PROBLEM - Where does the string "grid" appear in the records? Copy every line that contains it.

--- SUPPLIED DATA ---

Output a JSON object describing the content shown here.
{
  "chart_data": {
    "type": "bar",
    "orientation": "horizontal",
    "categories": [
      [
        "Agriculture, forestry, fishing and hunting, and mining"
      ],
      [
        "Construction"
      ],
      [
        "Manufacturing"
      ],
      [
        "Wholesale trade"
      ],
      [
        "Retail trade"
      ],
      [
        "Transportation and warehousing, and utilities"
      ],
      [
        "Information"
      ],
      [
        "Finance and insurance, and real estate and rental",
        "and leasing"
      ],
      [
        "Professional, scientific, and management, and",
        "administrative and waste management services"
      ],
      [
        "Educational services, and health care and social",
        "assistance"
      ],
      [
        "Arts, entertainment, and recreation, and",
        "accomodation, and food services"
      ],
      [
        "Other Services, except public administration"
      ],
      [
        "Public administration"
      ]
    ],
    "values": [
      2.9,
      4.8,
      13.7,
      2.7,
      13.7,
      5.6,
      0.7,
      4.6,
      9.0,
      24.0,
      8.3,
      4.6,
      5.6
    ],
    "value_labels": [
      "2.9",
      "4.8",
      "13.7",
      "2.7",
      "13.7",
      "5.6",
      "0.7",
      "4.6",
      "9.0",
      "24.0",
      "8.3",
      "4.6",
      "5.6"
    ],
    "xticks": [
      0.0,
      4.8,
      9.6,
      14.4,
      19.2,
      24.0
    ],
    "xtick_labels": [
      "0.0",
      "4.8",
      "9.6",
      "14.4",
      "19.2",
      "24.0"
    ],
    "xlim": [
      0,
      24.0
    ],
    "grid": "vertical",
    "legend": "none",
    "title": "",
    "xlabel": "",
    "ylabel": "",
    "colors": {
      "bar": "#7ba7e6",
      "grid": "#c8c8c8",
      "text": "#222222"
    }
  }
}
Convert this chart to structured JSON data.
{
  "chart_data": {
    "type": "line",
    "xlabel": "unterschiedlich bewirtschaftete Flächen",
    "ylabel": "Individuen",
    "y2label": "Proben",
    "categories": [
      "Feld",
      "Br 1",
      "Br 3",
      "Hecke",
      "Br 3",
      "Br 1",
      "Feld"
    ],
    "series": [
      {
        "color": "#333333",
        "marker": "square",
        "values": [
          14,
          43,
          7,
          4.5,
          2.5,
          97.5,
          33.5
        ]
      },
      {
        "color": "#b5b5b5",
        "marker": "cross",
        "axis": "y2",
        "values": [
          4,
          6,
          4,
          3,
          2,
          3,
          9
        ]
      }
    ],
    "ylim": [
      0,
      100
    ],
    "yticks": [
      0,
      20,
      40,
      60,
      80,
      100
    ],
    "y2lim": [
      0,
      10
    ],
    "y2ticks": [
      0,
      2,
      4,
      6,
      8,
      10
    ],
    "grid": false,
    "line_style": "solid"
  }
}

---

RESPONSE -
    "grid": "vertical",
      "grid": "#c8c8c8",
    "grid": false,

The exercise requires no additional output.